**WHAT IS ASKED:** All entries are to be quoted exactly; the images stay out of the copy.

Data excerpts:
· · · · ·

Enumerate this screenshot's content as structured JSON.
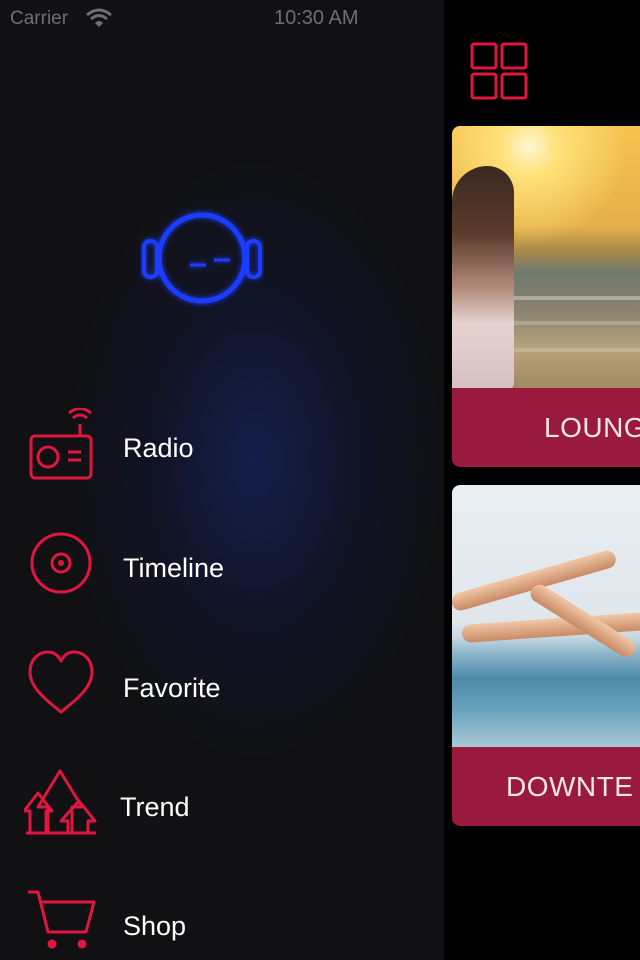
{
  "status_bar": {
    "carrier": "Carrier",
    "time": "10:30 AM"
  },
  "colors": {
    "accent": "#e0163f",
    "avatar_glow": "#1a3cff",
    "card_label_bg": "#9a1a3e"
  },
  "avatar": {
    "icon": "headphones-face-icon"
  },
  "menu": {
    "items": [
      {
        "label": "Radio",
        "icon": "radio-icon"
      },
      {
        "label": "Timeline",
        "icon": "disc-icon"
      },
      {
        "label": "Favorite",
        "icon": "heart-icon"
      },
      {
        "label": "Trend",
        "icon": "trend-arrows-icon"
      },
      {
        "label": "Shop",
        "icon": "cart-icon"
      }
    ]
  },
  "main": {
    "grid_button_icon": "grid-icon",
    "cards": [
      {
        "label": "LOUNG"
      },
      {
        "label": "DOWNTE"
      }
    ]
  }
}
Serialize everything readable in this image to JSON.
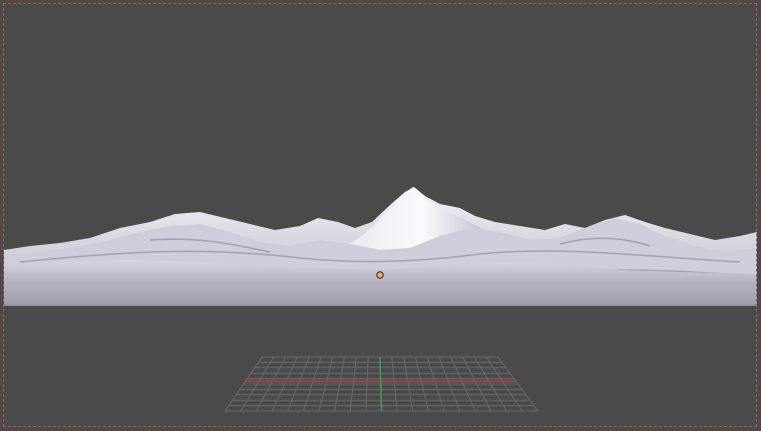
{
  "viewport": {
    "mode": "camera-view",
    "background_color": "#4a4a4a",
    "frame_border_color": "#c84a4a"
  },
  "scene": {
    "terrain": {
      "object": "landscape-mesh",
      "base_color": "#c9c7d4",
      "shade_color": "#8d8b99",
      "highlight_color": "#f2f1f7"
    },
    "origin_marker": {
      "color": "#f0b060"
    },
    "floor_grid": {
      "line_color": "#6a6a6a",
      "x_axis_color": "#b04050",
      "y_axis_color": "#40a050"
    }
  }
}
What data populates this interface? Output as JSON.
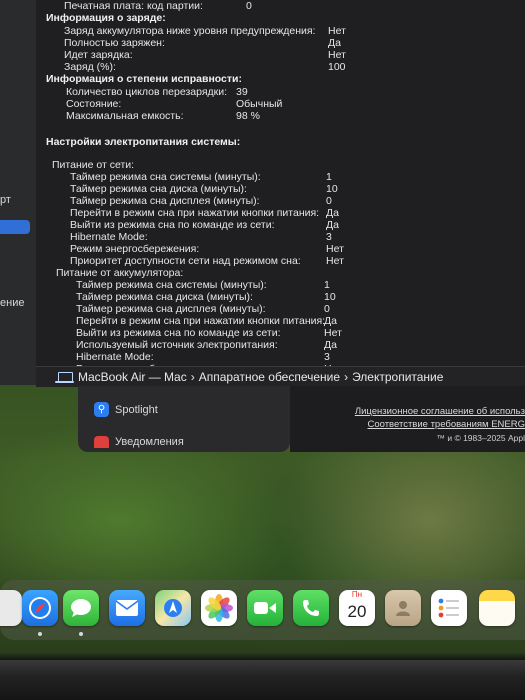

· · · · ·

**WRITTEN REPLY:**
Enumerate this screenshot's content as structured JSON.
{
  "status_bar": {
    "carrier": "Carrier",
    "time": "10:30 AM"
  },
  "colors": {
    "accent": "#e0163f",
    "avatar_glow": "#1a3cff",
    "card_label_bg": "#9a1a3e"
  },
  "avatar": {
    "icon": "headphones-face-icon"
  },
  "menu": {
    "items": [
      {
        "label": "Radio",
        "icon": "radio-icon"
      },
      {
        "label": "Timeline",
        "icon": "disc-icon"
      },
      {
        "label": "Favorite",
        "icon": "heart-icon"
      },
      {
        "label": "Trend",
        "icon": "trend-arrows-icon"
      },
      {
        "label": "Shop",
        "icon": "cart-icon"
      }
    ]
  },
  "main": {
    "grid_button_icon": "grid-icon",
    "cards": [
      {
        "label": "LOUNG"
      },
      {
        "label": "DOWNTE"
      }
    ]
  }
}
Serialize everything readable in this image to JSON.
{
  "viewport": {
    "mode": "camera-view",
    "background_color": "#4a4a4a",
    "frame_border_color": "#c84a4a"
  },
  "scene": {
    "terrain": {
      "object": "landscape-mesh",
      "base_color": "#c9c7d4",
      "shade_color": "#8d8b99",
      "highlight_color": "#f2f1f7"
    },
    "origin_marker": {
      "color": "#f0b060"
    },
    "floor_grid": {
      "line_color": "#6a6a6a",
      "x_axis_color": "#b04050",
      "y_axis_color": "#40a050"
    }
  }
}
What data populates this interface? Output as JSON.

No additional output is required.